Records from a collection:
------------------------

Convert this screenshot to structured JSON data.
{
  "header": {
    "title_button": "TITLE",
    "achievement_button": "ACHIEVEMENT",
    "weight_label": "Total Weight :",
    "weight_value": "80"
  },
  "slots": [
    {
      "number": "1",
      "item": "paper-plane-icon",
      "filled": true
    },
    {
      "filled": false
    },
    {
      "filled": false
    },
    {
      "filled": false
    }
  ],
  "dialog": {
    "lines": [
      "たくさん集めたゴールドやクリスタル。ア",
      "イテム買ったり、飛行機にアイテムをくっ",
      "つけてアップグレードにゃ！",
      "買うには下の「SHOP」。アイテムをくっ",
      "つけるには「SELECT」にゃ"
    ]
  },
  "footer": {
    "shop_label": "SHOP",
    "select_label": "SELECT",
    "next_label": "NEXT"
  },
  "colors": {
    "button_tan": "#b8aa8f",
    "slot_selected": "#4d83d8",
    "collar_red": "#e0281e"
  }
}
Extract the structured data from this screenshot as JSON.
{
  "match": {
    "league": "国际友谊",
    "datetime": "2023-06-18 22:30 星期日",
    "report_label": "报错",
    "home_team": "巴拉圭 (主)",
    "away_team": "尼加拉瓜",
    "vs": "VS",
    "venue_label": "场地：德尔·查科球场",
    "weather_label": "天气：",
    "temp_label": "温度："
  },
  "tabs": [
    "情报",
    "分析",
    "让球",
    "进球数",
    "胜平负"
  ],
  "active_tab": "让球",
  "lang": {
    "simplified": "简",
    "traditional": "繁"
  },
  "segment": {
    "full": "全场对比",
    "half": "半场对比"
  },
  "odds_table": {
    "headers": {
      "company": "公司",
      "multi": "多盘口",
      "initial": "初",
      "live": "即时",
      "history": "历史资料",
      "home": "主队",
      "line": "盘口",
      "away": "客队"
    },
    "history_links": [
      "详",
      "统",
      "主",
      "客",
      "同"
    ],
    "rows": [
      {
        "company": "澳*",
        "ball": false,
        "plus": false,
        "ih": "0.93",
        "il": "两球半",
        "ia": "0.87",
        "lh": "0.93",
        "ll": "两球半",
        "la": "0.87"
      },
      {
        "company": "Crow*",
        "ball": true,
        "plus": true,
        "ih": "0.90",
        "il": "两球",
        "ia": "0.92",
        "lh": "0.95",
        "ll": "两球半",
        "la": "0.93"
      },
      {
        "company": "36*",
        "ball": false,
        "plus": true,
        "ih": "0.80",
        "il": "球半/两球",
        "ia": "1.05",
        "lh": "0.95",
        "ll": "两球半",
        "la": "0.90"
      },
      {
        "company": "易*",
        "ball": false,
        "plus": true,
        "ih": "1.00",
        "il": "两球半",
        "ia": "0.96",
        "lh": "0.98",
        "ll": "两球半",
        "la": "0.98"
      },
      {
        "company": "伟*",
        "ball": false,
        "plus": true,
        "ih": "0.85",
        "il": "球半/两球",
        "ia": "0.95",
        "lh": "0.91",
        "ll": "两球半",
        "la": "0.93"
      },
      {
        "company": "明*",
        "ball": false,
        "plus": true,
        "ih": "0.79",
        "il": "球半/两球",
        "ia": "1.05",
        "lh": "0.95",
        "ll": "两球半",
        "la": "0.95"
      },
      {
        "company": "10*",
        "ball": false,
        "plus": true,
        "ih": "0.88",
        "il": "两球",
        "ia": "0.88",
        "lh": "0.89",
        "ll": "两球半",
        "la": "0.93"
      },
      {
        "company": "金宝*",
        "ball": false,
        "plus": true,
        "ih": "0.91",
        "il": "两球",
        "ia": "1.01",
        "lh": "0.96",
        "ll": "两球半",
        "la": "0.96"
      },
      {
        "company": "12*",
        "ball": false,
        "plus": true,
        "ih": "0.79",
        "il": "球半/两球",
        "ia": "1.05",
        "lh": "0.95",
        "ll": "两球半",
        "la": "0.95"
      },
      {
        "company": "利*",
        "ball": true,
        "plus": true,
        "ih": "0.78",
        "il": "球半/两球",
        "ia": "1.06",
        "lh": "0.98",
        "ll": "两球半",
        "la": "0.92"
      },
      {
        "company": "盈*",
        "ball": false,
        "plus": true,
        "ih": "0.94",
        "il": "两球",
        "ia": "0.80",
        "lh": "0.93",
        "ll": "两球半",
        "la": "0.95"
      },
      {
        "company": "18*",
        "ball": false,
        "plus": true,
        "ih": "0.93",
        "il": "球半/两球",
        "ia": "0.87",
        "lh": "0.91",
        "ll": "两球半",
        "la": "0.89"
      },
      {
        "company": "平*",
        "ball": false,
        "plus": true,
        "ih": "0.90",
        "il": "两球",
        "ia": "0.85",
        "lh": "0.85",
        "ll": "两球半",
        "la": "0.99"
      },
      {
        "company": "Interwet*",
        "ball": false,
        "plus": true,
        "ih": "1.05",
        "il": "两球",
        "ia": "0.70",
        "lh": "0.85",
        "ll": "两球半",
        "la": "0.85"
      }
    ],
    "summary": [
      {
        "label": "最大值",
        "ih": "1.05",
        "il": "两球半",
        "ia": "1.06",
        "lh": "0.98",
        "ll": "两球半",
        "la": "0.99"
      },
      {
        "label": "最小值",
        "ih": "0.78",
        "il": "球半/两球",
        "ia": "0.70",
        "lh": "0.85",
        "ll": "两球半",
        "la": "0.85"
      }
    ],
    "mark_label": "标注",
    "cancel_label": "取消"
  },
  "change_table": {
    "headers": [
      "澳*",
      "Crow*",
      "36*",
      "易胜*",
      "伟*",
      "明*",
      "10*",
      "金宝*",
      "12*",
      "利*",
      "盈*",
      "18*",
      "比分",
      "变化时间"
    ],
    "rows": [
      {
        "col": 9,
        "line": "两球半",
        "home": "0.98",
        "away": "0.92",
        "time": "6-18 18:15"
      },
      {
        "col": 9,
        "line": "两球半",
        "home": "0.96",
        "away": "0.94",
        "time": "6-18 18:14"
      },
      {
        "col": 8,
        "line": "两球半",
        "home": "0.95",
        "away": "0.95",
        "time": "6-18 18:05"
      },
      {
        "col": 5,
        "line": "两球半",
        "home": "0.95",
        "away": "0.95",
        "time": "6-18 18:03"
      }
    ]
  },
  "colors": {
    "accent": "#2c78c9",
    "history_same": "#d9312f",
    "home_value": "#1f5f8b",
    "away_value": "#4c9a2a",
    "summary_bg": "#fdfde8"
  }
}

------------------------

* **Task objective**
Copy every line of the records word for word.

* **Written answer**
Convert this screenshot to structured JSON data.
{
  "header": {
    "title_button": "TITLE",
    "achievement_button": "ACHIEVEMENT",
    "weight_label": "Total Weight :",
    "weight_value": "80"
  },
  "slots": [
    {
      "number": "1",
      "item": "paper-plane-icon",
      "filled": true
    },
    {
      "filled": false
    },
    {
      "filled": false
    },
    {
      "filled": false
    }
  ],
  "dialog": {
    "lines": [
      "たくさん集めたゴールドやクリスタル。ア",
      "イテム買ったり、飛行機にアイテムをくっ",
      "つけてアップグレードにゃ！",
      "買うには下の「SHOP」。アイテムをくっ",
      "つけるには「SELECT」にゃ"
    ]
  },
  "footer": {
    "shop_label": "SHOP",
    "select_label": "SELECT",
    "next_label": "NEXT"
  },
  "colors": {
    "button_tan": "#b8aa8f",
    "slot_selected": "#4d83d8",
    "collar_red": "#e0281e"
  }
}
Extract the structured data from this screenshot as JSON.
{
  "match": {
    "league": "国际友谊",
    "datetime": "2023-06-18 22:30 星期日",
    "report_label": "报错",
    "home_team": "巴拉圭 (主)",
    "away_team": "尼加拉瓜",
    "vs": "VS",
    "venue_label": "场地：德尔·查科球场",
    "weather_label": "天气：",
    "temp_label": "温度："
  },
  "tabs": [
    "情报",
    "分析",
    "让球",
    "进球数",
    "胜平负"
  ],
  "active_tab": "让球",
  "lang": {
    "simplified": "简",
    "traditional": "繁"
  },
  "segment": {
    "full": "全场对比",
    "half": "半场对比"
  },
  "odds_table": {
    "headers": {
      "company": "公司",
      "multi": "多盘口",
      "initial": "初",
      "live": "即时",
      "history": "历史资料",
      "home": "主队",
      "line": "盘口",
      "away": "客队"
    },
    "history_links": [
      "详",
      "统",
      "主",
      "客",
      "同"
    ],
    "rows": [
      {
        "company": "澳*",
        "ball": false,
        "plus": false,
        "ih": "0.93",
        "il": "两球半",
        "ia": "0.87",
        "lh": "0.93",
        "ll": "两球半",
        "la": "0.87"
      },
      {
        "company": "Crow*",
        "ball": true,
        "plus": true,
        "ih": "0.90",
        "il": "两球",
        "ia": "0.92",
        "lh": "0.95",
        "ll": "两球半",
        "la": "0.93"
      },
      {
        "company": "36*",
        "ball": false,
        "plus": true,
        "ih": "0.80",
        "il": "球半/两球",
        "ia": "1.05",
        "lh": "0.95",
        "ll": "两球半",
        "la": "0.90"
      },
      {
        "company": "易*",
        "ball": false,
        "plus": true,
        "ih": "1.00",
        "il": "两球半",
        "ia": "0.96",
        "lh": "0.98",
        "ll": "两球半",
        "la": "0.98"
      },
      {
        "company": "伟*",
        "ball": false,
        "plus": true,
        "ih": "0.85",
        "il": "球半/两球",
        "ia": "0.95",
        "lh": "0.91",
        "ll": "两球半",
        "la": "0.93"
      },
      {
        "company": "明*",
        "ball": false,
        "plus": true,
        "ih": "0.79",
        "il": "球半/两球",
        "ia": "1.05",
        "lh": "0.95",
        "ll": "两球半",
        "la": "0.95"
      },
      {
        "company": "10*",
        "ball": false,
        "plus": true,
        "ih": "0.88",
        "il": "两球",
        "ia": "0.88",
        "lh": "0.89",
        "ll": "两球半",
        "la": "0.93"
      },
      {
        "company": "金宝*",
        "ball": false,
        "plus": true,
        "ih": "0.91",
        "il": "两球",
        "ia": "1.01",
        "lh": "0.96",
        "ll": "两球半",
        "la": "0.96"
      },
      {
        "company": "12*",
        "ball": false,
        "plus": true,
        "ih": "0.79",
        "il": "球半/两球",
        "ia": "1.05",
        "lh": "0.95",
        "ll": "两球半",
        "la": "0.95"
      },
      {
        "company": "利*",
        "ball": true,
        "plus": true,
        "ih": "0.78",
        "il": "球半/两球",
        "ia": "1.06",
        "lh": "0.98",
        "ll": "两球半",
        "la": "0.92"
      },
      {
        "company": "盈*",
        "ball": false,
        "plus": true,
        "ih": "0.94",
        "il": "两球",
        "ia": "0.80",
        "lh": "0.93",
        "ll": "两球半",
        "la": "0.95"
      },
      {
        "company": "18*",
        "ball": false,
        "plus": true,
        "ih": "0.93",
        "il": "球半/两球",
        "ia": "0.87",
        "lh": "0.91",
        "ll": "两球半",
        "la": "0.89"
      },
      {
        "company": "平*",
        "ball": false,
        "plus": true,
        "ih": "0.90",
        "il": "两球",
        "ia": "0.85",
        "lh": "0.85",
        "ll": "两球半",
        "la": "0.99"
      },
      {
        "company": "Interwet*",
        "ball": false,
        "plus": true,
        "ih": "1.05",
        "il": "两球",
        "ia": "0.70",
        "lh": "0.85",
        "ll": "两球半",
        "la": "0.85"
      }
    ],
    "summary": [
      {
        "label": "最大值",
        "ih": "1.05",
        "il": "两球半",
        "ia": "1.06",
        "lh": "0.98",
        "ll": "两球半",
        "la": "0.99"
      },
      {
        "label": "最小值",
        "ih": "0.78",
        "il": "球半/两球",
        "ia": "0.70",
        "lh": "0.85",
        "ll": "两球半",
        "la": "0.85"
      }
    ],
    "mark_label": "标注",
    "cancel_label": "取消"
  },
  "change_table": {
    "headers": [
      "澳*",
      "Crow*",
      "36*",
      "易胜*",
      "伟*",
      "明*",
      "10*",
      "金宝*",
      "12*",
      "利*",
      "盈*",
      "18*",
      "比分",
      "变化时间"
    ],
    "rows": [
      {
        "col": 9,
        "line": "两球半",
        "home": "0.98",
        "away": "0.92",
        "time": "6-18 18:15"
      },
      {
        "col": 9,
        "line": "两球半",
        "home": "0.96",
        "away": "0.94",
        "time": "6-18 18:14"
      },
      {
        "col": 8,
        "line": "两球半",
        "home": "0.95",
        "away": "0.95",
        "time": "6-18 18:05"
      },
      {
        "col": 5,
        "line": "两球半",
        "home": "0.95",
        "away": "0.95",
        "time": "6-18 18:03"
      }
    ]
  },
  "colors": {
    "accent": "#2c78c9",
    "history_same": "#d9312f",
    "home_value": "#1f5f8b",
    "away_value": "#4c9a2a",
    "summary_bg": "#fdfde8"
  }
}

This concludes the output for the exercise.